Data items
----

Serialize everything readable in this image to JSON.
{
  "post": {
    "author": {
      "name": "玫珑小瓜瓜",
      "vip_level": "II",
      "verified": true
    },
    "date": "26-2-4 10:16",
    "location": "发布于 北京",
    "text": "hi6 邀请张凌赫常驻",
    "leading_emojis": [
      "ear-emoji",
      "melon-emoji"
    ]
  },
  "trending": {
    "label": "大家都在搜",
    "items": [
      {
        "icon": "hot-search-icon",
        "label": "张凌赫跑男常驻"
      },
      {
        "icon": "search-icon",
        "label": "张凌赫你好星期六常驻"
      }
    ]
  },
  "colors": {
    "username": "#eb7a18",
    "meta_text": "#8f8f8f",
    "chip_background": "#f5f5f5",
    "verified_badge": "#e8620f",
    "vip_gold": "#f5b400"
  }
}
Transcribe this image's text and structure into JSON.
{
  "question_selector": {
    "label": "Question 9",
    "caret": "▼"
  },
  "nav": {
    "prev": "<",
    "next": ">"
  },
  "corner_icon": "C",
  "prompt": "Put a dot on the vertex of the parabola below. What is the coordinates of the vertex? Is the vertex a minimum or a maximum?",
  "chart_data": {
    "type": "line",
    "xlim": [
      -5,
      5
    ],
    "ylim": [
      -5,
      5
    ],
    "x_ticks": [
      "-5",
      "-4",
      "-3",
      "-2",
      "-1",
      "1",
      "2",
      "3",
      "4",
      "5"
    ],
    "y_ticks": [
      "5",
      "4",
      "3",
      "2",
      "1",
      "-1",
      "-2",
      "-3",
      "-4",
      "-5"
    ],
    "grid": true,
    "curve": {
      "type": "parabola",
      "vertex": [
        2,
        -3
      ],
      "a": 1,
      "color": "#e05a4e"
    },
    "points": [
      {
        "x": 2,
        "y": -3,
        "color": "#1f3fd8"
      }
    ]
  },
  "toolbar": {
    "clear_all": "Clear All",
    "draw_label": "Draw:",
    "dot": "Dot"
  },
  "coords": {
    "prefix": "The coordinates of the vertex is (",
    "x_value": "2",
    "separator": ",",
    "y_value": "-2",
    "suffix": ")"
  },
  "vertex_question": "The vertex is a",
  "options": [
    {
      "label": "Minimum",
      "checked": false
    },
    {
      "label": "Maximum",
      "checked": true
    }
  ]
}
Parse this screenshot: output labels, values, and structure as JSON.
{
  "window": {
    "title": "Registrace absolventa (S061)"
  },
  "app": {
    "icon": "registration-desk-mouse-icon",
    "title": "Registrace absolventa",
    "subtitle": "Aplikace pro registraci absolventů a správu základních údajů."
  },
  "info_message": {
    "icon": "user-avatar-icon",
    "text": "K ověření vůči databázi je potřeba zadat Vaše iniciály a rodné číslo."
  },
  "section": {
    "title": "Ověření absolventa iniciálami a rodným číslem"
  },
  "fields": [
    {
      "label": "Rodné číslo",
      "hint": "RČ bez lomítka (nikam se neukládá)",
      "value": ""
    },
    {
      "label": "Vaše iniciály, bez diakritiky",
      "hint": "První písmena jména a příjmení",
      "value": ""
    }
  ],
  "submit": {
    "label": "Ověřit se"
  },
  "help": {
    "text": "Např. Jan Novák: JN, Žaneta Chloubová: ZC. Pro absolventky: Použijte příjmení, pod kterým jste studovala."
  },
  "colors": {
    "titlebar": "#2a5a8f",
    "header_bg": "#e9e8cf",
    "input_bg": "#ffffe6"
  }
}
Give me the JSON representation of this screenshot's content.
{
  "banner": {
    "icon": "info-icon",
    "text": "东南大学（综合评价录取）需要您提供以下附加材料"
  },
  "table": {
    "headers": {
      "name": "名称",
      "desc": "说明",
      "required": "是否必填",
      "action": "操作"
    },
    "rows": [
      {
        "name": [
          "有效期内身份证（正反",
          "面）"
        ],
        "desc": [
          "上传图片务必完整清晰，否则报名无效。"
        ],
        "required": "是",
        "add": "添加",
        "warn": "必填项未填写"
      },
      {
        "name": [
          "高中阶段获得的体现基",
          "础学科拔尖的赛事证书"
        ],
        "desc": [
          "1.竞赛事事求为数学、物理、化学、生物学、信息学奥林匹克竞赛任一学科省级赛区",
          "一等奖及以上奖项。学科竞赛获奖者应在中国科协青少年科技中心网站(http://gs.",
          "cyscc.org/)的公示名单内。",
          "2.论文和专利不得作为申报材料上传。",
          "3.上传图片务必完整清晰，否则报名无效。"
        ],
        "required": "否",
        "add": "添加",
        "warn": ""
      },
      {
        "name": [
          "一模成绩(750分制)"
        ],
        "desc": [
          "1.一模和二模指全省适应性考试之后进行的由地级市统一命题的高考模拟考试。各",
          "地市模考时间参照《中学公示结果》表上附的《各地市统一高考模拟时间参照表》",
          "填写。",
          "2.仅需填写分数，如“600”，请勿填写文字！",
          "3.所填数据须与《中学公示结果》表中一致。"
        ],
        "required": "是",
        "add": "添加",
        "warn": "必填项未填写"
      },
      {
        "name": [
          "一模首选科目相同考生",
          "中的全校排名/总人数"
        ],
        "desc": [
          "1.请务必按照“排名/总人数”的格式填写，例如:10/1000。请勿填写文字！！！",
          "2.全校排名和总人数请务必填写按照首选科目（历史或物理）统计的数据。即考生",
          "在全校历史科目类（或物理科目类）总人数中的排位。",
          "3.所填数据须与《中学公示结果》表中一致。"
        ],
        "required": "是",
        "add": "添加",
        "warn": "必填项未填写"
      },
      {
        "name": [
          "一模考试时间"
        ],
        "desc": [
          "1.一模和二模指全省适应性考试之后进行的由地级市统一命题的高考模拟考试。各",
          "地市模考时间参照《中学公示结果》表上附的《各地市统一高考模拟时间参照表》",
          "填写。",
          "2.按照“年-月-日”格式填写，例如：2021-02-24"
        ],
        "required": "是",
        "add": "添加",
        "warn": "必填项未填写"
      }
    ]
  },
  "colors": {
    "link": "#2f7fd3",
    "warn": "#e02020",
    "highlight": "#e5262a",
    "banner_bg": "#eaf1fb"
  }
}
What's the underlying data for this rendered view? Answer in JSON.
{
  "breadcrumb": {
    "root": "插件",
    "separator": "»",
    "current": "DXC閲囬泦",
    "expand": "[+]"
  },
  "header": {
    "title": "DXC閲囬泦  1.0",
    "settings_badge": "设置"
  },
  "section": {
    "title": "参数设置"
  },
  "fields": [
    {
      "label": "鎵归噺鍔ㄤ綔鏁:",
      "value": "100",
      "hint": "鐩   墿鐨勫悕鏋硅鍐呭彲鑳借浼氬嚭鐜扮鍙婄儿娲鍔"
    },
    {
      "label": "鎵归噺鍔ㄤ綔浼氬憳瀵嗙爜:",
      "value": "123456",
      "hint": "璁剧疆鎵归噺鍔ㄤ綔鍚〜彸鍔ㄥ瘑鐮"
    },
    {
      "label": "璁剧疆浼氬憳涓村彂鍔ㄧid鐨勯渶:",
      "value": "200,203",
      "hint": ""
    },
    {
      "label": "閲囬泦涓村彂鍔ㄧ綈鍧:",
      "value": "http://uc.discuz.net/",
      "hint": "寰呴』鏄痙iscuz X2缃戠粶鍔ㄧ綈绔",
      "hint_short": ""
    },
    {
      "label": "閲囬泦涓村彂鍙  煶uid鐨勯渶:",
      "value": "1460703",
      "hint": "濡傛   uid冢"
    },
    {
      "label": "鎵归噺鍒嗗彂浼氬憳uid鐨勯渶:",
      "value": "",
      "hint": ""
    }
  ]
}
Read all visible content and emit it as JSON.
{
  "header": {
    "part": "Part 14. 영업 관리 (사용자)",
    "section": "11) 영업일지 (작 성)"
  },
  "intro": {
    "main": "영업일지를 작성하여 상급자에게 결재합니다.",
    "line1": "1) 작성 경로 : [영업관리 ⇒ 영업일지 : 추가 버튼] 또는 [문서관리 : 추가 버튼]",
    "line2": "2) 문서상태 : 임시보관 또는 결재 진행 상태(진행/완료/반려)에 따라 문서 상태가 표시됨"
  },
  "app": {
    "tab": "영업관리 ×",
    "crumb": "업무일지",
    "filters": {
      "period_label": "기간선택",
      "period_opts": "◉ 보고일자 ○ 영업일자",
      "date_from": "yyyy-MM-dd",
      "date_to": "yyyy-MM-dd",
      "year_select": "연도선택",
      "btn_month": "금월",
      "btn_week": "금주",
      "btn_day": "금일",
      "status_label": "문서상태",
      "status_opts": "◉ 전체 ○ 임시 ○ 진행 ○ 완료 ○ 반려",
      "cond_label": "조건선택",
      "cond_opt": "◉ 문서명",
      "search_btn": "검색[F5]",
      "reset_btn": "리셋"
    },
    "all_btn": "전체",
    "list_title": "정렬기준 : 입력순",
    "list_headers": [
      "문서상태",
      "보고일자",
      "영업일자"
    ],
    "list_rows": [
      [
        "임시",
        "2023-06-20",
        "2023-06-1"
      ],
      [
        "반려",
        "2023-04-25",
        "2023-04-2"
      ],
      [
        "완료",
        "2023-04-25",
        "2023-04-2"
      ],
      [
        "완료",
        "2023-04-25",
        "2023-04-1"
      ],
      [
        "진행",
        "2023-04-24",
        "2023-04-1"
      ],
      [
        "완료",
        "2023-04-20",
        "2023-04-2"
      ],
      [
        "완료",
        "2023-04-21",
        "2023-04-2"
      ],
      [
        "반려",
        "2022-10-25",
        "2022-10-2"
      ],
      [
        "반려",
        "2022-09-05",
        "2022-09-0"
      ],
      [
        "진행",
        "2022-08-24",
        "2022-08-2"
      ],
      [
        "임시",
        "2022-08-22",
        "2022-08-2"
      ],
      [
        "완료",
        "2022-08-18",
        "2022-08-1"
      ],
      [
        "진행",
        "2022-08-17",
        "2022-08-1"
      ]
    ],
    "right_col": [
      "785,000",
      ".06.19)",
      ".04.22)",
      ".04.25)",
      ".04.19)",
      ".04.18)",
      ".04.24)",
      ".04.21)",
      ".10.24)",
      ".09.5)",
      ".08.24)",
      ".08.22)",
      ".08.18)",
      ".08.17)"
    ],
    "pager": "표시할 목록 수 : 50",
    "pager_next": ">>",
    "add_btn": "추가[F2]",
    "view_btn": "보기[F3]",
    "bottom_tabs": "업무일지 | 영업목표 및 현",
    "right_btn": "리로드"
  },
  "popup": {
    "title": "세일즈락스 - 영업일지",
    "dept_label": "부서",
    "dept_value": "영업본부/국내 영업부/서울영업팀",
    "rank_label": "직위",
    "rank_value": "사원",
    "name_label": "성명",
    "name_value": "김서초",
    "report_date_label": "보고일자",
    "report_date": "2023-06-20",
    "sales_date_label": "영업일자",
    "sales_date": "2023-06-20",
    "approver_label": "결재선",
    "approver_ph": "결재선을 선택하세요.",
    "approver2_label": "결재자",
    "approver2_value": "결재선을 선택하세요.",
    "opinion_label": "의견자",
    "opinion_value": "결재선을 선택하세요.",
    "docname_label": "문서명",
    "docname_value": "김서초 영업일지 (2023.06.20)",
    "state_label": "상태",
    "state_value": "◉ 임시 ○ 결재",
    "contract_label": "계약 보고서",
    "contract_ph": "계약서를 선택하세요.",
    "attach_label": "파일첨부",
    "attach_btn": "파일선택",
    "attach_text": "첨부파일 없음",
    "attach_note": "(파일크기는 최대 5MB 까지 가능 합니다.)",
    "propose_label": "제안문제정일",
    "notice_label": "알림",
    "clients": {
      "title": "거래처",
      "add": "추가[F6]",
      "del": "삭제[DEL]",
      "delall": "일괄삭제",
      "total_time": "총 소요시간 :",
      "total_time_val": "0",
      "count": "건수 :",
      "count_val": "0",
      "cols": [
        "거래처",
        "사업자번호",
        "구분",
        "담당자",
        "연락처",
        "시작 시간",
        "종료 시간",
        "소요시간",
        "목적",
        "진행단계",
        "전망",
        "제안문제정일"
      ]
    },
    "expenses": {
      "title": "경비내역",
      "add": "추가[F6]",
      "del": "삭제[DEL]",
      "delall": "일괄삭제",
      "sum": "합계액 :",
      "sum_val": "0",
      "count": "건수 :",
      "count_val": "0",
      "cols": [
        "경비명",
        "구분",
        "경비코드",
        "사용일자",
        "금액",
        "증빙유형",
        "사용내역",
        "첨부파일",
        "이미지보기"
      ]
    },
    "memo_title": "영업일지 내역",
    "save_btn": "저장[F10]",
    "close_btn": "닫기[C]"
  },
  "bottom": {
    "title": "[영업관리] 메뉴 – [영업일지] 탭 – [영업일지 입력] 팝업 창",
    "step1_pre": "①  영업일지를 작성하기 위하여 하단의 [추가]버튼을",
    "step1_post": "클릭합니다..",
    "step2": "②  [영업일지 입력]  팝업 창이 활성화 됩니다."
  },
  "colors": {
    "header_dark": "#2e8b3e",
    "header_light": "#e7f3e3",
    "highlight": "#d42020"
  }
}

----

Look through the entries above and list every line containing "iniciály".

#### PROBLEM SOLUTION
    "text": "K ověření vůči databázi je potřeba zadat Vaše iniciály a rodné číslo."
      "label": "Vaše iniciály, bez diakritiky",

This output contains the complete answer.